Short exercise: Pull each line holding the word "hebdomadaires" from the data.

Data for the task:
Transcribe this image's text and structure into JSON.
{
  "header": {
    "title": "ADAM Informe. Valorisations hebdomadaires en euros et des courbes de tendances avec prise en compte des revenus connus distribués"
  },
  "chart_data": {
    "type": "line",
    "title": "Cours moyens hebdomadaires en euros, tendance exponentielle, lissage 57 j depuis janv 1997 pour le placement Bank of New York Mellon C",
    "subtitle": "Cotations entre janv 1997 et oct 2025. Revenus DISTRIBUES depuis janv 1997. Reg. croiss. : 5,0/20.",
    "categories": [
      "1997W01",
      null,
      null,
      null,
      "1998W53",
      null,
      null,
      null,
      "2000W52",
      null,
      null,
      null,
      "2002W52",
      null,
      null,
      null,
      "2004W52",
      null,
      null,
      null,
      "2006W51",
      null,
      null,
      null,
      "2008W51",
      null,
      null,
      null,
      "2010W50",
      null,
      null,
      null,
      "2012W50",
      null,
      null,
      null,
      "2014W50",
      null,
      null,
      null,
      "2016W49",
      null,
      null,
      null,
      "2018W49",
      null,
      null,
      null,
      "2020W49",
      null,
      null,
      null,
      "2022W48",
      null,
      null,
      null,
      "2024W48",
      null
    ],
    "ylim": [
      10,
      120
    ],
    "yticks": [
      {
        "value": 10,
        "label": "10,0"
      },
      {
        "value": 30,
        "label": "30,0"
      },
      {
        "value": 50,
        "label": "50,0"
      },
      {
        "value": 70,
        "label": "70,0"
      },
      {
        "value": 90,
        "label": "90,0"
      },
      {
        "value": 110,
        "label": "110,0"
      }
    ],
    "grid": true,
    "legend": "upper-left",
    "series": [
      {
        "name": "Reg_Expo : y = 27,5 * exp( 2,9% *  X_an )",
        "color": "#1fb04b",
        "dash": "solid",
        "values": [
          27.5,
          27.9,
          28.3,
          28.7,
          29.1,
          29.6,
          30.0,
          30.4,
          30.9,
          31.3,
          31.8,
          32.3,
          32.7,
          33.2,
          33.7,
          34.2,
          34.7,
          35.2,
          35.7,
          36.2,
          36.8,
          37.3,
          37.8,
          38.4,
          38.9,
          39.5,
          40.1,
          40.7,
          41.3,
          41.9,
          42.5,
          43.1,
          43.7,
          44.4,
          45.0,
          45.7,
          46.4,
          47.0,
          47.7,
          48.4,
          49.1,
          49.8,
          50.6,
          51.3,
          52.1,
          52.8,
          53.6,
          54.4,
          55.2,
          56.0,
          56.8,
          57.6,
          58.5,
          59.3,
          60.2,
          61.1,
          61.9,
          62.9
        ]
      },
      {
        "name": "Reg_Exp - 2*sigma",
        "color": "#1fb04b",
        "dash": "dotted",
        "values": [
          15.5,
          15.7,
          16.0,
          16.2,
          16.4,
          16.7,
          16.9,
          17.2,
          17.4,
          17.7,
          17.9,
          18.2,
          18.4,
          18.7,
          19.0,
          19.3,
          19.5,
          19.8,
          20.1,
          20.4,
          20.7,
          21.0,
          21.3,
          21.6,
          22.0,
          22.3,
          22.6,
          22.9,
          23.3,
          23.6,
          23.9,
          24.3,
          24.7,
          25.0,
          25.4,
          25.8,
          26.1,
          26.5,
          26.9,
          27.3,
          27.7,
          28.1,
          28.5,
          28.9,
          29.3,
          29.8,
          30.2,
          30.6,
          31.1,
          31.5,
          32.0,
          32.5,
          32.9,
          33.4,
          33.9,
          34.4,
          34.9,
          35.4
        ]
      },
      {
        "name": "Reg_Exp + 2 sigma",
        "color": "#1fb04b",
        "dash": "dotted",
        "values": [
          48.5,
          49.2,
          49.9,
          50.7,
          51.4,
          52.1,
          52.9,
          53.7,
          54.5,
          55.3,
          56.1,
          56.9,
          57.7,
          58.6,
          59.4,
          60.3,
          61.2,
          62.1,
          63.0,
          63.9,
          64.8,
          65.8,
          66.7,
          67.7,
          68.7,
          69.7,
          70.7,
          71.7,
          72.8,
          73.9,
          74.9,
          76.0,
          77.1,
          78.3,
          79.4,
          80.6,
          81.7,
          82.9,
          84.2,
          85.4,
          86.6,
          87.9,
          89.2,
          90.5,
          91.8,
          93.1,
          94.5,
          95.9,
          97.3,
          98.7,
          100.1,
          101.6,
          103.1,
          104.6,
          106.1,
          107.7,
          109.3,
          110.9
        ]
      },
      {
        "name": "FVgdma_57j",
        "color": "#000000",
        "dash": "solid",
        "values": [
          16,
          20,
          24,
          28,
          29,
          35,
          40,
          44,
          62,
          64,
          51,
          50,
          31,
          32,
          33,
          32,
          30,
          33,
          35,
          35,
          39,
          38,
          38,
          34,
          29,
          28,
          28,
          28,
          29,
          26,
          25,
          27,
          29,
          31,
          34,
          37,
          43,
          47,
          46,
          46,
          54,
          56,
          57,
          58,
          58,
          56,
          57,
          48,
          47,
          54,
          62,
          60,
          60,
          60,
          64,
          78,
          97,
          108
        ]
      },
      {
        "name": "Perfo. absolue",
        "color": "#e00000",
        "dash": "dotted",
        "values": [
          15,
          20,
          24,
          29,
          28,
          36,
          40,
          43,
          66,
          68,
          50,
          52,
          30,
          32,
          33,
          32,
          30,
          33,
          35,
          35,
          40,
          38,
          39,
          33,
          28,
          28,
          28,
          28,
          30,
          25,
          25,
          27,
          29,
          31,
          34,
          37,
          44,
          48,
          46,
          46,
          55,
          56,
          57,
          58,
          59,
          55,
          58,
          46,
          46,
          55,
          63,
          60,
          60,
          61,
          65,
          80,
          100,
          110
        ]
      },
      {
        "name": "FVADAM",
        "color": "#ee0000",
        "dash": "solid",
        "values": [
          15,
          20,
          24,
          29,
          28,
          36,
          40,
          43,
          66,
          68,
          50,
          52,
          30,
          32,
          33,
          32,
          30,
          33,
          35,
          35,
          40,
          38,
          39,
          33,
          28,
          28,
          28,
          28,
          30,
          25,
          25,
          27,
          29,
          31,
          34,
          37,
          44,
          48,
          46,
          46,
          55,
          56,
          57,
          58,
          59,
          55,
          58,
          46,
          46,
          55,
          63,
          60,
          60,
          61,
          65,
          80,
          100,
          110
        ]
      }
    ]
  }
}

...

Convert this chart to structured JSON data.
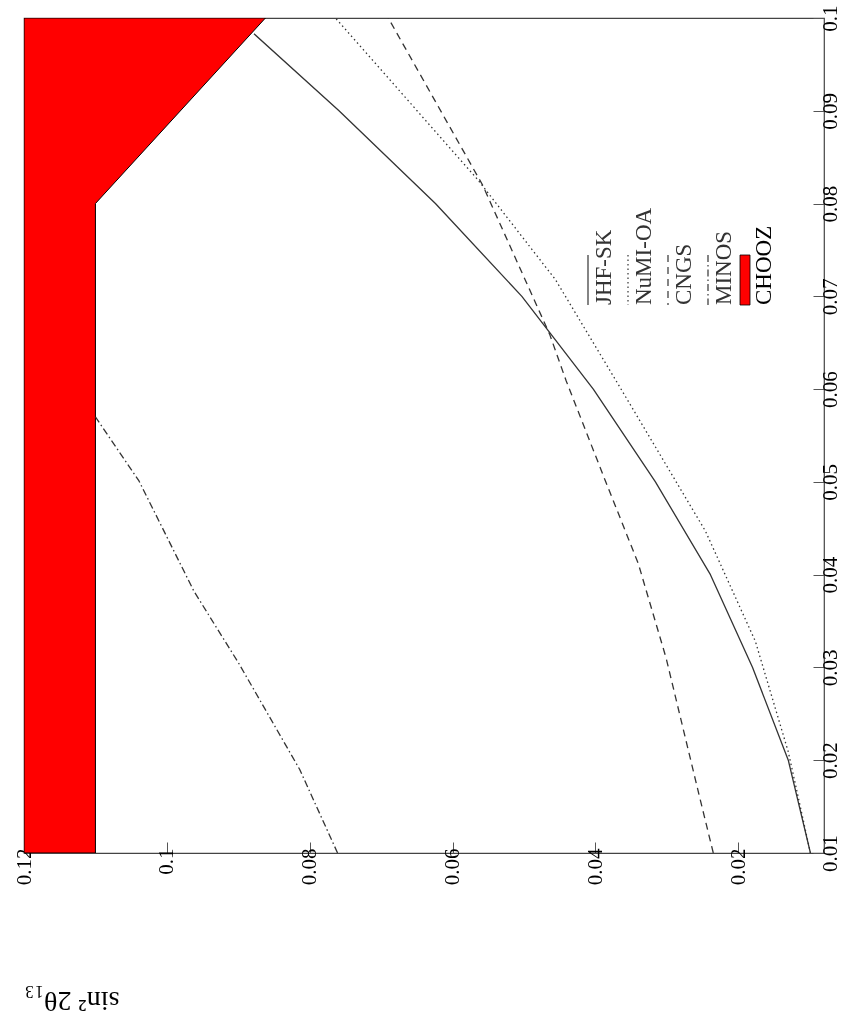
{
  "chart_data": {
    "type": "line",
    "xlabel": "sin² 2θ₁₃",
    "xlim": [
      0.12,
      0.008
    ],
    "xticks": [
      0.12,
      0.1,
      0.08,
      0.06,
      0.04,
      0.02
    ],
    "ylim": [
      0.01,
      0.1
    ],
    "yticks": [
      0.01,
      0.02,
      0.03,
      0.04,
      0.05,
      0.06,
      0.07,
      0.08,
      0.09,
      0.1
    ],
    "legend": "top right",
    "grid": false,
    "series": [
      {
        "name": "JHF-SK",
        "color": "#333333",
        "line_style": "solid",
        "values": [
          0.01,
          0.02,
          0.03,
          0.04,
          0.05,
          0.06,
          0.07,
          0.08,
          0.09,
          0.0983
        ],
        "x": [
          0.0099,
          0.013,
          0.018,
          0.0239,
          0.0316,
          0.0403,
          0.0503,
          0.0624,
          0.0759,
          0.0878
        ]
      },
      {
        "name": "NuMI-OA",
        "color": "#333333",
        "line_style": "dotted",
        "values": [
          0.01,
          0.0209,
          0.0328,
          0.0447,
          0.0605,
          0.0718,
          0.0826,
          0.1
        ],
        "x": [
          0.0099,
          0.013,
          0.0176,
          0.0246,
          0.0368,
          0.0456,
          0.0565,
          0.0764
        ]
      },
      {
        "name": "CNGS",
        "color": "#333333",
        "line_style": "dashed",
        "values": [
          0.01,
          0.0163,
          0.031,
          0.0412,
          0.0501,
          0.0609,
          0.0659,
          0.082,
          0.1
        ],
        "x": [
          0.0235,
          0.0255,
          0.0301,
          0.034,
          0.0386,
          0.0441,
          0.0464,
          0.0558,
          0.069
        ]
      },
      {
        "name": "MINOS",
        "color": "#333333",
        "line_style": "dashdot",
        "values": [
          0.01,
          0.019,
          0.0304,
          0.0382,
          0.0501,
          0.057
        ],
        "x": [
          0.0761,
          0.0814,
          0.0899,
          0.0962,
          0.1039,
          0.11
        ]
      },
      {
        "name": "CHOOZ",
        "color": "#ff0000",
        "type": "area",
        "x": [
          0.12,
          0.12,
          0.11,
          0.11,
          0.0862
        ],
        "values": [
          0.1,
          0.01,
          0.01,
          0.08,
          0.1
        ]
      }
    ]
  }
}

...

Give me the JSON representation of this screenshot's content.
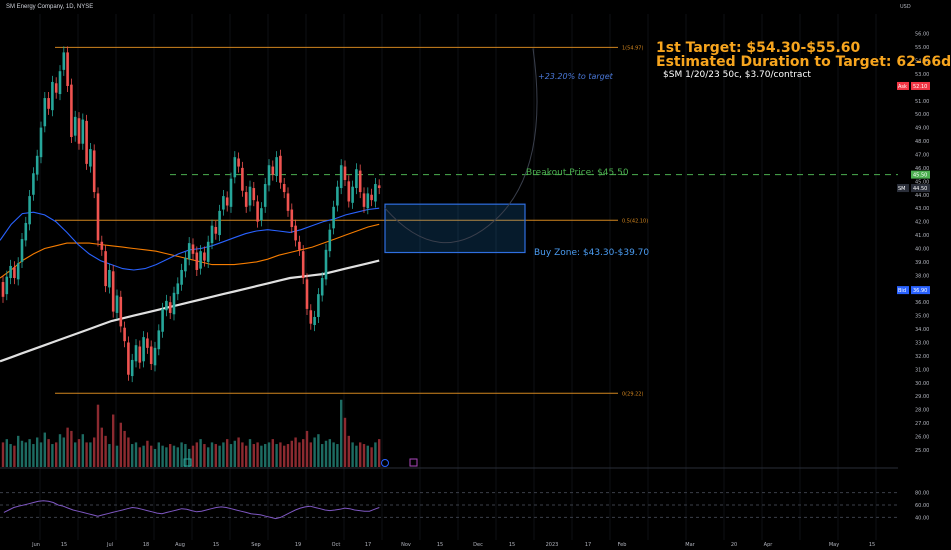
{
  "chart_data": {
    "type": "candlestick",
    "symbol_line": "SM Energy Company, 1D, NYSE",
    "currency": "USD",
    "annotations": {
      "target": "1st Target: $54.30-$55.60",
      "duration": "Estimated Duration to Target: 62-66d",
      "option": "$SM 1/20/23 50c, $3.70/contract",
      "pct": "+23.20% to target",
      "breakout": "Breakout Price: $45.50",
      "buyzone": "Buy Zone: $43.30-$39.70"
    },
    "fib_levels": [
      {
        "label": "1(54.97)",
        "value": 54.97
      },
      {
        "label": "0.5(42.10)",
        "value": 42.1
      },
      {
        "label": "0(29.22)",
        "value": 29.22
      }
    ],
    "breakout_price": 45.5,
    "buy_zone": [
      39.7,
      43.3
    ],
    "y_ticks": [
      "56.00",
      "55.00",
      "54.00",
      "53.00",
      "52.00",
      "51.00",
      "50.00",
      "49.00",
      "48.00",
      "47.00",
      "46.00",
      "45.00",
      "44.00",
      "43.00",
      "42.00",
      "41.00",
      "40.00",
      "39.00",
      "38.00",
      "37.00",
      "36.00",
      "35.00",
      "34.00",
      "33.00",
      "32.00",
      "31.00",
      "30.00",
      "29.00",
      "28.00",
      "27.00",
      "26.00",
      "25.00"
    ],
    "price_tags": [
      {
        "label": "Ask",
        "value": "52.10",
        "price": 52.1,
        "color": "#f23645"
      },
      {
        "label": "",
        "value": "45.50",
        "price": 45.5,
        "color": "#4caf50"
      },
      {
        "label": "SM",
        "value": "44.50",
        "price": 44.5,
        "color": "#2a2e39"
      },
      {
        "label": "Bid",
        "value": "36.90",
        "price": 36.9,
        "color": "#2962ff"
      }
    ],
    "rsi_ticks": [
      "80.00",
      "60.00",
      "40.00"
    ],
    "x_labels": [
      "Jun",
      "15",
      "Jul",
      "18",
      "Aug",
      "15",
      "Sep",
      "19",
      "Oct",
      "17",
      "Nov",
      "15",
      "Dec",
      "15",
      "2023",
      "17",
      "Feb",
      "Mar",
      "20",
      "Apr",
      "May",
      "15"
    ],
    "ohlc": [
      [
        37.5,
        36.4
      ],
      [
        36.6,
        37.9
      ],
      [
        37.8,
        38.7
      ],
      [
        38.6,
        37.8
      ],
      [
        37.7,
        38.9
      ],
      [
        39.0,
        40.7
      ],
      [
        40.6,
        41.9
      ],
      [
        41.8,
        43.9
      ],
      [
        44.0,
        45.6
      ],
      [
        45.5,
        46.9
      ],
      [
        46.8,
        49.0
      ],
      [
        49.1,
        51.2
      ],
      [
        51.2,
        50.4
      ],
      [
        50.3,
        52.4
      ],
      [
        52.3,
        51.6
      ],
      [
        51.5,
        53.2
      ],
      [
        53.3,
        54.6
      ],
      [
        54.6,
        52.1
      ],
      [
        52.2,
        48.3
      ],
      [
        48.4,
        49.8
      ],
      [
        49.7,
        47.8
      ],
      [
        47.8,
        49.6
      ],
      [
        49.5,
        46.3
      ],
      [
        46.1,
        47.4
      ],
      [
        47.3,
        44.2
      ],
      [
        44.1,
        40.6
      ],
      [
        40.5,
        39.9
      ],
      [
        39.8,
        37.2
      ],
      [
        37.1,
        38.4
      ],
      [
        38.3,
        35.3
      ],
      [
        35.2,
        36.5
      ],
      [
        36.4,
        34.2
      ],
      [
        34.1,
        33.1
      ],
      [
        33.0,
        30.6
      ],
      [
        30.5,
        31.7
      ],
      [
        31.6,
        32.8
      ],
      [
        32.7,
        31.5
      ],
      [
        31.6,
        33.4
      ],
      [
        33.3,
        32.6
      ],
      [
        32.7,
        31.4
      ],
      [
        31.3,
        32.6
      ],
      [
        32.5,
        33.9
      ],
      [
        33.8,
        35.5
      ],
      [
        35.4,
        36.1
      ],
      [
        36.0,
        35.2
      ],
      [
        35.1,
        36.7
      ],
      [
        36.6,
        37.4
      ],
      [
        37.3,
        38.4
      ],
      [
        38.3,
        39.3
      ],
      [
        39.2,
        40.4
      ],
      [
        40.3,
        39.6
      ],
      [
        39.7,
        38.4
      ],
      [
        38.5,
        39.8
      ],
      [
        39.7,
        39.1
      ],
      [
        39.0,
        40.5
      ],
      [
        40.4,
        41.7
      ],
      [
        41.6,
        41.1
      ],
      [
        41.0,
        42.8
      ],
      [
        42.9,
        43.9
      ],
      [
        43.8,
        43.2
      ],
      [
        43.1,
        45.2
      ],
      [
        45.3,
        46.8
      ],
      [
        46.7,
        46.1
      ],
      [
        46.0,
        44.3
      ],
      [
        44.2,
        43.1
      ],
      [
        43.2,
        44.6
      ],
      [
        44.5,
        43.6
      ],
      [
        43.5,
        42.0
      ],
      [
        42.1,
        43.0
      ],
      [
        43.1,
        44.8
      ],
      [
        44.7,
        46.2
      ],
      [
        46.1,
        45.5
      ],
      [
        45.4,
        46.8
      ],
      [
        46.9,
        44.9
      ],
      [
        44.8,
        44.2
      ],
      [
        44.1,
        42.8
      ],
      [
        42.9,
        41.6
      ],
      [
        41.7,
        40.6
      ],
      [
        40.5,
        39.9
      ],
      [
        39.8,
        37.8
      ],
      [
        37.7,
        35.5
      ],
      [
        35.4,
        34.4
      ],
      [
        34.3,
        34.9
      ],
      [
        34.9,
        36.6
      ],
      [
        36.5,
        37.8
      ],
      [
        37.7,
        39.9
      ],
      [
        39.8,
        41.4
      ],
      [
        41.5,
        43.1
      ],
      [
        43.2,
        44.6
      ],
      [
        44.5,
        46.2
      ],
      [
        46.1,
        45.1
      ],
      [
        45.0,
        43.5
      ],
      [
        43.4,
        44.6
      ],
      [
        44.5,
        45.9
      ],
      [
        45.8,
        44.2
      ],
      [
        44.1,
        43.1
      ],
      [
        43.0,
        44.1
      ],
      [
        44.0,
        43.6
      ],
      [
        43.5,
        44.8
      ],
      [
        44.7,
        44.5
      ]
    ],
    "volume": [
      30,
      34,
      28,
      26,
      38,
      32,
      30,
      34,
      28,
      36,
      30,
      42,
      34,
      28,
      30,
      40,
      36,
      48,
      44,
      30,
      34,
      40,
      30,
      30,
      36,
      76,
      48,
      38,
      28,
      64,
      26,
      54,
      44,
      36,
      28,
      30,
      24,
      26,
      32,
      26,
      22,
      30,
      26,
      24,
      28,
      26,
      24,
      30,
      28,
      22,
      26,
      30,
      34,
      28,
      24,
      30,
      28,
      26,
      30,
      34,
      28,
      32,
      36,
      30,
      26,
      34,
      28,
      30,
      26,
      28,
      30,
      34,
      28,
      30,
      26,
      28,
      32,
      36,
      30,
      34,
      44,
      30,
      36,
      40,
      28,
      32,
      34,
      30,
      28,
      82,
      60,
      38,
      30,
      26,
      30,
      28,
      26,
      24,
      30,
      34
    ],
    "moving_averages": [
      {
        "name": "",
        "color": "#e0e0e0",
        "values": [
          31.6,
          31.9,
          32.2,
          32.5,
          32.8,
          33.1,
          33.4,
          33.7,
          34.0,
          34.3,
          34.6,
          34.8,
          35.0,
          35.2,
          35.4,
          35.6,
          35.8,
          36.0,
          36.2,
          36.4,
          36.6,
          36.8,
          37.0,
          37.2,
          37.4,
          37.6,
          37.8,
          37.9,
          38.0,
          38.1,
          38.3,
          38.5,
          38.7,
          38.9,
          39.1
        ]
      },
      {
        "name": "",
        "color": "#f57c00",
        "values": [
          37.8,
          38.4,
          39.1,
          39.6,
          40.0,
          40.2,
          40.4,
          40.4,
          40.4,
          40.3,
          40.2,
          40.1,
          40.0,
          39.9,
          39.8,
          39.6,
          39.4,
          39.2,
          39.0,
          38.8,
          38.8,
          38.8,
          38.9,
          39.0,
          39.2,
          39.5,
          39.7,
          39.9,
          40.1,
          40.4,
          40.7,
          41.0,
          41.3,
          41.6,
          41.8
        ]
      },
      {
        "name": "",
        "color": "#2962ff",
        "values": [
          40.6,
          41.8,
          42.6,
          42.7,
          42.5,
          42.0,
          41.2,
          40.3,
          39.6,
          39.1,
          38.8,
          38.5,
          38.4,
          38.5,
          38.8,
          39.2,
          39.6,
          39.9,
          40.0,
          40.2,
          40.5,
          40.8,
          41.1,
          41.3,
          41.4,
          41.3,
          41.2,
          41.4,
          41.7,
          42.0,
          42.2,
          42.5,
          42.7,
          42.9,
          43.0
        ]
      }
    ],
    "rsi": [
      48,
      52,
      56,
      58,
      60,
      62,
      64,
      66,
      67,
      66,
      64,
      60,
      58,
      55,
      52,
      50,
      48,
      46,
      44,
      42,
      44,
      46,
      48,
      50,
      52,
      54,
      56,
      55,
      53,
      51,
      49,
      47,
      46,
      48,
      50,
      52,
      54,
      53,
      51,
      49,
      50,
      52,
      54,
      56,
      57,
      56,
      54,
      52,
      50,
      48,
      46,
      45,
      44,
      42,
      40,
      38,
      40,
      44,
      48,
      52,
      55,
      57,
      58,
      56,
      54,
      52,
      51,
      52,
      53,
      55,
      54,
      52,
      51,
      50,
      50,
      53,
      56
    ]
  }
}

Finished task:
    "title": "ADAM Informe. Valorisations hebdomadaires en euros et des courbes de tendances avec prise en compte des revenus connus distribués"
    "title": "Cours moyens hebdomadaires en euros, tendance exponentielle, lissage 57 j depuis janv 1997 pour le placement Bank of New York Mellon C",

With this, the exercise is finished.